**TASK INSTRUCTIONS:**
Every entry must be duplicated precisely as written.

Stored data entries

** start **

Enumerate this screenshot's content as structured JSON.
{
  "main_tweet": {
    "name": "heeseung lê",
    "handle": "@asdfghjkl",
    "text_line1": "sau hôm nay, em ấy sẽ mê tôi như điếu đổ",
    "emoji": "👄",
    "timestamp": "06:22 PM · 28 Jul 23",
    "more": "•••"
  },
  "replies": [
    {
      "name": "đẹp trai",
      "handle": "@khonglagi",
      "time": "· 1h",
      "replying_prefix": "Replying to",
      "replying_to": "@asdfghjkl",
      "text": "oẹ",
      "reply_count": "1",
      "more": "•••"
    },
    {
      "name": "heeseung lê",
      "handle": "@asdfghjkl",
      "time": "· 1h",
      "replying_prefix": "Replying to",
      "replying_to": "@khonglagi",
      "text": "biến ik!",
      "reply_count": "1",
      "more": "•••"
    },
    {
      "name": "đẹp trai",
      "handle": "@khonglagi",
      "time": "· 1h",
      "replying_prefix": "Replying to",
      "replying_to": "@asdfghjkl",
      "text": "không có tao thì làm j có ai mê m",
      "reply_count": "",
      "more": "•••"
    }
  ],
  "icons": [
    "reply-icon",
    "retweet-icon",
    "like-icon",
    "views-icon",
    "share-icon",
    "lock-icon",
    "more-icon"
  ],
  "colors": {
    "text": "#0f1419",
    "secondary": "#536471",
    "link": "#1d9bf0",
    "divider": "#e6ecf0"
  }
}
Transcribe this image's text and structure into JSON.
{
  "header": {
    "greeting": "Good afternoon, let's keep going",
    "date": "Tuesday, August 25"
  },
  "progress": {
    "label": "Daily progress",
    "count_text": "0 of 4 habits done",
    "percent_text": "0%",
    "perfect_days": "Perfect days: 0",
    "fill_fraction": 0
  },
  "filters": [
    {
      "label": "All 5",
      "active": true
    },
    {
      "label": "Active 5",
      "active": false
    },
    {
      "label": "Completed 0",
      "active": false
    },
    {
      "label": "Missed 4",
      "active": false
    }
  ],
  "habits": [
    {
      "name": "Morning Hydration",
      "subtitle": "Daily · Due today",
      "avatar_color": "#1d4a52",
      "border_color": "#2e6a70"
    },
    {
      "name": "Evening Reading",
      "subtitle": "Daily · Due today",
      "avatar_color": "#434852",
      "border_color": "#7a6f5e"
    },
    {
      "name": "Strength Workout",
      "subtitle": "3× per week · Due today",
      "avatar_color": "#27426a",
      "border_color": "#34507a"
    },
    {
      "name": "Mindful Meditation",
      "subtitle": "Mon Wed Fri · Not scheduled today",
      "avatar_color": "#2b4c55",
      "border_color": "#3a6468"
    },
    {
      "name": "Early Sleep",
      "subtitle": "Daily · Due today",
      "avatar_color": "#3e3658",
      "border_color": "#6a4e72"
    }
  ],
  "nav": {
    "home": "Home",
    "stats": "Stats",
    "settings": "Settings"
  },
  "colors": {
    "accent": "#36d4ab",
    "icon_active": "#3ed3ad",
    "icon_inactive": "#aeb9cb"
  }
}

** end **

**ANSWER TO THE EXERCISE:**
Enumerate this screenshot's content as structured JSON.
{
  "main_tweet": {
    "name": "heeseung lê",
    "handle": "@asdfghjkl",
    "text_line1": "sau hôm nay, em ấy sẽ mê tôi như điếu đổ",
    "emoji": "👄",
    "timestamp": "06:22 PM · 28 Jul 23",
    "more": "•••"
  },
  "replies": [
    {
      "name": "đẹp trai",
      "handle": "@khonglagi",
      "time": "· 1h",
      "replying_prefix": "Replying to",
      "replying_to": "@asdfghjkl",
      "text": "oẹ",
      "reply_count": "1",
      "more": "•••"
    },
    {
      "name": "heeseung lê",
      "handle": "@asdfghjkl",
      "time": "· 1h",
      "replying_prefix": "Replying to",
      "replying_to": "@khonglagi",
      "text": "biến ik!",
      "reply_count": "1",
      "more": "•••"
    },
    {
      "name": "đẹp trai",
      "handle": "@khonglagi",
      "time": "· 1h",
      "replying_prefix": "Replying to",
      "replying_to": "@asdfghjkl",
      "text": "không có tao thì làm j có ai mê m",
      "reply_count": "",
      "more": "•••"
    }
  ],
  "icons": [
    "reply-icon",
    "retweet-icon",
    "like-icon",
    "views-icon",
    "share-icon",
    "lock-icon",
    "more-icon"
  ],
  "colors": {
    "text": "#0f1419",
    "secondary": "#536471",
    "link": "#1d9bf0",
    "divider": "#e6ecf0"
  }
}
Transcribe this image's text and structure into JSON.
{
  "header": {
    "greeting": "Good afternoon, let's keep going",
    "date": "Tuesday, August 25"
  },
  "progress": {
    "label": "Daily progress",
    "count_text": "0 of 4 habits done",
    "percent_text": "0%",
    "perfect_days": "Perfect days: 0",
    "fill_fraction": 0
  },
  "filters": [
    {
      "label": "All 5",
      "active": true
    },
    {
      "label": "Active 5",
      "active": false
    },
    {
      "label": "Completed 0",
      "active": false
    },
    {
      "label": "Missed 4",
      "active": false
    }
  ],
  "habits": [
    {
      "name": "Morning Hydration",
      "subtitle": "Daily · Due today",
      "avatar_color": "#1d4a52",
      "border_color": "#2e6a70"
    },
    {
      "name": "Evening Reading",
      "subtitle": "Daily · Due today",
      "avatar_color": "#434852",
      "border_color": "#7a6f5e"
    },
    {
      "name": "Strength Workout",
      "subtitle": "3× per week · Due today",
      "avatar_color": "#27426a",
      "border_color": "#34507a"
    },
    {
      "name": "Mindful Meditation",
      "subtitle": "Mon Wed Fri · Not scheduled today",
      "avatar_color": "#2b4c55",
      "border_color": "#3a6468"
    },
    {
      "name": "Early Sleep",
      "subtitle": "Daily · Due today",
      "avatar_color": "#3e3658",
      "border_color": "#6a4e72"
    }
  ],
  "nav": {
    "home": "Home",
    "stats": "Stats",
    "settings": "Settings"
  },
  "colors": {
    "accent": "#36d4ab",
    "icon_active": "#3ed3ad",
    "icon_inactive": "#aeb9cb"
  }
}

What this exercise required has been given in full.